### Task to complete
Gather the lines that hold the string "values".

### Data provided
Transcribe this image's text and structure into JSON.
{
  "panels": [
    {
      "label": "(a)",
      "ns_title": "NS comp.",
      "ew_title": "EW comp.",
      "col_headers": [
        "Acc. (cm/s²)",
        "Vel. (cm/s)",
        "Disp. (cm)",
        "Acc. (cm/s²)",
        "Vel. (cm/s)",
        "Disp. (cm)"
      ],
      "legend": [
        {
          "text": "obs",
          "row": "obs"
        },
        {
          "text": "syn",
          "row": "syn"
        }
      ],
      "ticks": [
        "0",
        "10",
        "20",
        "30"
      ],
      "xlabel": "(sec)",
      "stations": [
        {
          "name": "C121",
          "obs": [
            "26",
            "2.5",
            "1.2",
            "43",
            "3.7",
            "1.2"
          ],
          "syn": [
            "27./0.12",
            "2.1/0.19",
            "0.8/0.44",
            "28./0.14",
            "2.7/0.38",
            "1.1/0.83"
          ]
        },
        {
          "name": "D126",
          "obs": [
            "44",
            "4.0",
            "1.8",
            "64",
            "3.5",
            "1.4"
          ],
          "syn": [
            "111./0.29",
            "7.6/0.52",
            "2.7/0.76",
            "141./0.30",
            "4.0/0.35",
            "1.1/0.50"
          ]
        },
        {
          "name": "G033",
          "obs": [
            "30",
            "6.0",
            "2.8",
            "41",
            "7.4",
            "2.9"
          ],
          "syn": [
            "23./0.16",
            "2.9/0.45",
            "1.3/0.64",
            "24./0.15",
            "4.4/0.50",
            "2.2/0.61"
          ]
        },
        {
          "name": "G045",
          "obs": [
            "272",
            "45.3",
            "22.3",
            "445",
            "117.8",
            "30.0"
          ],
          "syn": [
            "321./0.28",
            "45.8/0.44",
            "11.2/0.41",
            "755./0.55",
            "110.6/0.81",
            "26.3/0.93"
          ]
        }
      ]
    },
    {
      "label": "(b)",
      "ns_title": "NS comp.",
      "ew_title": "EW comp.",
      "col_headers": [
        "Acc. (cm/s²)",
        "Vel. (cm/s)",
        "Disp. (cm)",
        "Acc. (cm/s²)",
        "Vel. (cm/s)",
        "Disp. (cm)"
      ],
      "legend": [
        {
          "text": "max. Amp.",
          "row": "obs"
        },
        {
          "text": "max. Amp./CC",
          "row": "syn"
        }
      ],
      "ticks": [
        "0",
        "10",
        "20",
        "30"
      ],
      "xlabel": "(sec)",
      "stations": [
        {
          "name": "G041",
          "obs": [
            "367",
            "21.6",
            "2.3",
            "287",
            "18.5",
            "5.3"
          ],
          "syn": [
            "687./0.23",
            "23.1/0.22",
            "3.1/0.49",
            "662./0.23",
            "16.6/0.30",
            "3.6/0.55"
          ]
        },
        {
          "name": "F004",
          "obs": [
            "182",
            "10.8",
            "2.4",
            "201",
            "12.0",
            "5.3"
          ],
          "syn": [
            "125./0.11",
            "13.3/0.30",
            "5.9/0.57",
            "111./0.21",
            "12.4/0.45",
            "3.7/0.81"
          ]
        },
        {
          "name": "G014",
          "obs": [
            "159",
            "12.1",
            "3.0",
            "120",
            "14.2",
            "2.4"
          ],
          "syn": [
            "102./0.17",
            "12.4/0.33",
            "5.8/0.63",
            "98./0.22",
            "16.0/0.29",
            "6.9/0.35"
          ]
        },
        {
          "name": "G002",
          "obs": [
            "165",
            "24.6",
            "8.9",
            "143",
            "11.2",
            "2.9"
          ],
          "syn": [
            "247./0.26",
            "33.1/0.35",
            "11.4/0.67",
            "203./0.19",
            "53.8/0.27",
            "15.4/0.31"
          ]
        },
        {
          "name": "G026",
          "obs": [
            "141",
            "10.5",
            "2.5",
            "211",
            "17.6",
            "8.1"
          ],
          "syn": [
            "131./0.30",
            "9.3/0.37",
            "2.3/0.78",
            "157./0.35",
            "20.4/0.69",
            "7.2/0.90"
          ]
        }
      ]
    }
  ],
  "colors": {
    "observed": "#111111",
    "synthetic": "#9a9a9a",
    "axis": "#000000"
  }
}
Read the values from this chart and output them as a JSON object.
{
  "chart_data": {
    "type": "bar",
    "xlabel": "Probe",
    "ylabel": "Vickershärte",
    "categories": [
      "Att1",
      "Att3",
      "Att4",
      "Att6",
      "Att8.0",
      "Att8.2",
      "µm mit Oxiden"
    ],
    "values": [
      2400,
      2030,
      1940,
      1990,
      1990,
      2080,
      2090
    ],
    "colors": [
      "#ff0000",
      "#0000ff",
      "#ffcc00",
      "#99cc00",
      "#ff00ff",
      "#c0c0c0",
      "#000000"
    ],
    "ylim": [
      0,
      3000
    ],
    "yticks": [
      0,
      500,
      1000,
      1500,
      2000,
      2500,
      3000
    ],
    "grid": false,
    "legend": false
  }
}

### The completed task
Read the values from this chart and output them as a JSON object.
    "values": [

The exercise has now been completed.